● **TASK**
Leave out the pictures and copy each record below exactly.

(Stored dataset items)
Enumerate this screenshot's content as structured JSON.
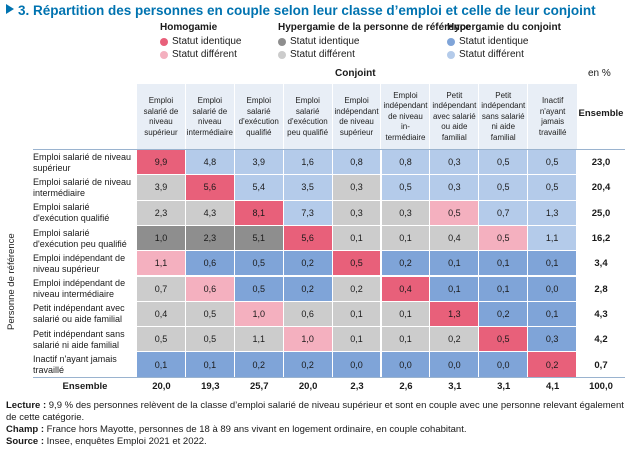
{
  "title": "3. Répartition des personnes en couple selon leur classe d’emploi et celle de leur conjoint",
  "legend": [
    {
      "heading": "Homogamie",
      "items": [
        {
          "label": "Statut identique",
          "color": "#e8607a"
        },
        {
          "label": "Statut différent",
          "color": "#f4b0bf"
        }
      ]
    },
    {
      "heading": "Hypergamie de la personne de référence",
      "items": [
        {
          "label": "Statut identique",
          "color": "#8e8e8e"
        },
        {
          "label": "Statut différent",
          "color": "#cccccc"
        }
      ]
    },
    {
      "heading": "Hypergamie du conjoint",
      "items": [
        {
          "label": "Statut identique",
          "color": "#7fa4d8"
        },
        {
          "label": "Statut différent",
          "color": "#b4cbea"
        }
      ]
    }
  ],
  "axis": {
    "conjoint": "Conjoint",
    "unit": "en %",
    "personne": "Personne de référence",
    "ensemble": "Ensemble"
  },
  "chart_data": {
    "type": "heatmap",
    "title": "3. Répartition des personnes en couple selon leur classe d’emploi et celle de leur conjoint",
    "columns": [
      "Emploi salarié de niveau supérieur",
      "Emploi salarié de niveau intermédiaire",
      "Emploi salarié d'exécution qualifié",
      "Emploi salarié d'exécution peu qualifié",
      "Emploi indépendant de niveau supérieur",
      "Emploi indépendant de niveau in-termédiaire",
      "Petit indépendant avec salarié ou aide familial",
      "Petit indépendant sans salarié ni aide familial",
      "Inactif n'ayant jamais travaillé"
    ],
    "rows": [
      "Emploi salarié de niveau supérieur",
      "Emploi salarié de niveau intermédiaire",
      "Emploi salarié d'exécution qualifié",
      "Emploi salarié d'exécution peu qualifié",
      "Emploi indépendant de niveau supérieur",
      "Emploi indépendant de niveau intermédiaire",
      "Petit indépendant avec salarié ou aide familial",
      "Petit indépendant sans salarié ni aide familial",
      "Inactif n'ayant jamais travaillé"
    ],
    "values": [
      [
        "9,9",
        "4,8",
        "3,9",
        "1,6",
        "0,8",
        "0,8",
        "0,3",
        "0,5",
        "0,5"
      ],
      [
        "3,9",
        "5,6",
        "5,4",
        "3,5",
        "0,3",
        "0,5",
        "0,3",
        "0,5",
        "0,5"
      ],
      [
        "2,3",
        "4,3",
        "8,1",
        "7,3",
        "0,3",
        "0,3",
        "0,5",
        "0,7",
        "1,3"
      ],
      [
        "1,0",
        "2,3",
        "5,1",
        "5,6",
        "0,1",
        "0,1",
        "0,4",
        "0,5",
        "1,1"
      ],
      [
        "1,1",
        "0,6",
        "0,5",
        "0,2",
        "0,5",
        "0,2",
        "0,1",
        "0,1",
        "0,1"
      ],
      [
        "0,7",
        "0,6",
        "0,5",
        "0,2",
        "0,2",
        "0,4",
        "0,1",
        "0,1",
        "0,0"
      ],
      [
        "0,4",
        "0,5",
        "1,0",
        "0,6",
        "0,1",
        "0,1",
        "1,3",
        "0,2",
        "0,1"
      ],
      [
        "0,5",
        "0,5",
        "1,1",
        "1,0",
        "0,1",
        "0,1",
        "0,2",
        "0,5",
        "0,3"
      ],
      [
        "0,1",
        "0,1",
        "0,2",
        "0,2",
        "0,0",
        "0,0",
        "0,0",
        "0,0",
        "0,2"
      ]
    ],
    "categories": [
      [
        "hi",
        "cd",
        "cd",
        "cd",
        "cd",
        "cd",
        "cd",
        "cd",
        "cd"
      ],
      [
        "rd",
        "hi",
        "cd",
        "cd",
        "rd",
        "cd",
        "cd",
        "cd",
        "cd"
      ],
      [
        "rd",
        "rd",
        "hi",
        "cd",
        "rd",
        "rd",
        "hd",
        "cd",
        "cd"
      ],
      [
        "ri",
        "ri",
        "ri",
        "hi",
        "rd",
        "rd",
        "rd",
        "hd",
        "cd"
      ],
      [
        "hd",
        "ci",
        "ci",
        "ci",
        "hi",
        "ci",
        "ci",
        "ci",
        "ci"
      ],
      [
        "rd",
        "hd",
        "ci",
        "ci",
        "rd",
        "hi",
        "ci",
        "ci",
        "ci"
      ],
      [
        "rd",
        "rd",
        "hd",
        "rd",
        "rd",
        "rd",
        "hi",
        "ci",
        "ci"
      ],
      [
        "rd",
        "rd",
        "rd",
        "hd",
        "rd",
        "rd",
        "rd",
        "hi",
        "ci"
      ],
      [
        "ci",
        "ci",
        "ci",
        "ci",
        "ci",
        "ci",
        "ci",
        "ci",
        "hi"
      ]
    ],
    "category_colors": {
      "hi": "#e8607a",
      "hd": "#f4b0bf",
      "ri": "#8e8e8e",
      "rd": "#cccccc",
      "ci": "#7fa4d8",
      "cd": "#b4cbea"
    },
    "row_totals": [
      "23,0",
      "20,4",
      "25,0",
      "16,2",
      "3,4",
      "2,8",
      "4,3",
      "4,2",
      "0,7"
    ],
    "column_totals": [
      "20,0",
      "19,3",
      "25,7",
      "20,0",
      "2,3",
      "2,6",
      "3,1",
      "3,1",
      "4,1"
    ],
    "grand_total": "100,0"
  },
  "notes": [
    {
      "label": "Lecture :",
      "text": "9,9 % des personnes relèvent de la classe d’emploi salarié de niveau supérieur et sont en couple avec une personne relevant également de cette catégorie."
    },
    {
      "label": "Champ :",
      "text": "France hors Mayotte, personnes de 18 à 89 ans vivant en logement ordinaire, en couple cohabitant."
    },
    {
      "label": "Source :",
      "text": "Insee, enquêtes Emploi 2021 et 2022."
    }
  ]
}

● **FULL OUTPUT**
Enumerate this screenshot's content as structured JSON.
{
  "title": "3. Répartition des personnes en couple selon leur classe d’emploi et celle de leur conjoint",
  "legend": [
    {
      "heading": "Homogamie",
      "items": [
        {
          "label": "Statut identique",
          "color": "#e8607a"
        },
        {
          "label": "Statut différent",
          "color": "#f4b0bf"
        }
      ]
    },
    {
      "heading": "Hypergamie de la personne de référence",
      "items": [
        {
          "label": "Statut identique",
          "color": "#8e8e8e"
        },
        {
          "label": "Statut différent",
          "color": "#cccccc"
        }
      ]
    },
    {
      "heading": "Hypergamie du conjoint",
      "items": [
        {
          "label": "Statut identique",
          "color": "#7fa4d8"
        },
        {
          "label": "Statut différent",
          "color": "#b4cbea"
        }
      ]
    }
  ],
  "axis": {
    "conjoint": "Conjoint",
    "unit": "en %",
    "personne": "Personne de référence",
    "ensemble": "Ensemble"
  },
  "chart_data": {
    "type": "heatmap",
    "title": "3. Répartition des personnes en couple selon leur classe d’emploi et celle de leur conjoint",
    "columns": [
      "Emploi salarié de niveau supérieur",
      "Emploi salarié de niveau intermédiaire",
      "Emploi salarié d'exécution qualifié",
      "Emploi salarié d'exécution peu qualifié",
      "Emploi indépendant de niveau supérieur",
      "Emploi indépendant de niveau in-termédiaire",
      "Petit indépendant avec salarié ou aide familial",
      "Petit indépendant sans salarié ni aide familial",
      "Inactif n'ayant jamais travaillé"
    ],
    "rows": [
      "Emploi salarié de niveau supérieur",
      "Emploi salarié de niveau intermédiaire",
      "Emploi salarié d'exécution qualifié",
      "Emploi salarié d'exécution peu qualifié",
      "Emploi indépendant de niveau supérieur",
      "Emploi indépendant de niveau intermédiaire",
      "Petit indépendant avec salarié ou aide familial",
      "Petit indépendant sans salarié ni aide familial",
      "Inactif n'ayant jamais travaillé"
    ],
    "values": [
      [
        "9,9",
        "4,8",
        "3,9",
        "1,6",
        "0,8",
        "0,8",
        "0,3",
        "0,5",
        "0,5"
      ],
      [
        "3,9",
        "5,6",
        "5,4",
        "3,5",
        "0,3",
        "0,5",
        "0,3",
        "0,5",
        "0,5"
      ],
      [
        "2,3",
        "4,3",
        "8,1",
        "7,3",
        "0,3",
        "0,3",
        "0,5",
        "0,7",
        "1,3"
      ],
      [
        "1,0",
        "2,3",
        "5,1",
        "5,6",
        "0,1",
        "0,1",
        "0,4",
        "0,5",
        "1,1"
      ],
      [
        "1,1",
        "0,6",
        "0,5",
        "0,2",
        "0,5",
        "0,2",
        "0,1",
        "0,1",
        "0,1"
      ],
      [
        "0,7",
        "0,6",
        "0,5",
        "0,2",
        "0,2",
        "0,4",
        "0,1",
        "0,1",
        "0,0"
      ],
      [
        "0,4",
        "0,5",
        "1,0",
        "0,6",
        "0,1",
        "0,1",
        "1,3",
        "0,2",
        "0,1"
      ],
      [
        "0,5",
        "0,5",
        "1,1",
        "1,0",
        "0,1",
        "0,1",
        "0,2",
        "0,5",
        "0,3"
      ],
      [
        "0,1",
        "0,1",
        "0,2",
        "0,2",
        "0,0",
        "0,0",
        "0,0",
        "0,0",
        "0,2"
      ]
    ],
    "categories": [
      [
        "hi",
        "cd",
        "cd",
        "cd",
        "cd",
        "cd",
        "cd",
        "cd",
        "cd"
      ],
      [
        "rd",
        "hi",
        "cd",
        "cd",
        "rd",
        "cd",
        "cd",
        "cd",
        "cd"
      ],
      [
        "rd",
        "rd",
        "hi",
        "cd",
        "rd",
        "rd",
        "hd",
        "cd",
        "cd"
      ],
      [
        "ri",
        "ri",
        "ri",
        "hi",
        "rd",
        "rd",
        "rd",
        "hd",
        "cd"
      ],
      [
        "hd",
        "ci",
        "ci",
        "ci",
        "hi",
        "ci",
        "ci",
        "ci",
        "ci"
      ],
      [
        "rd",
        "hd",
        "ci",
        "ci",
        "rd",
        "hi",
        "ci",
        "ci",
        "ci"
      ],
      [
        "rd",
        "rd",
        "hd",
        "rd",
        "rd",
        "rd",
        "hi",
        "ci",
        "ci"
      ],
      [
        "rd",
        "rd",
        "rd",
        "hd",
        "rd",
        "rd",
        "rd",
        "hi",
        "ci"
      ],
      [
        "ci",
        "ci",
        "ci",
        "ci",
        "ci",
        "ci",
        "ci",
        "ci",
        "hi"
      ]
    ],
    "category_colors": {
      "hi": "#e8607a",
      "hd": "#f4b0bf",
      "ri": "#8e8e8e",
      "rd": "#cccccc",
      "ci": "#7fa4d8",
      "cd": "#b4cbea"
    },
    "row_totals": [
      "23,0",
      "20,4",
      "25,0",
      "16,2",
      "3,4",
      "2,8",
      "4,3",
      "4,2",
      "0,7"
    ],
    "column_totals": [
      "20,0",
      "19,3",
      "25,7",
      "20,0",
      "2,3",
      "2,6",
      "3,1",
      "3,1",
      "4,1"
    ],
    "grand_total": "100,0"
  },
  "notes": [
    {
      "label": "Lecture :",
      "text": "9,9 % des personnes relèvent de la classe d’emploi salarié de niveau supérieur et sont en couple avec une personne relevant également de cette catégorie."
    },
    {
      "label": "Champ :",
      "text": "France hors Mayotte, personnes de 18 à 89 ans vivant en logement ordinaire, en couple cohabitant."
    },
    {
      "label": "Source :",
      "text": "Insee, enquêtes Emploi 2021 et 2022."
    }
  ]
}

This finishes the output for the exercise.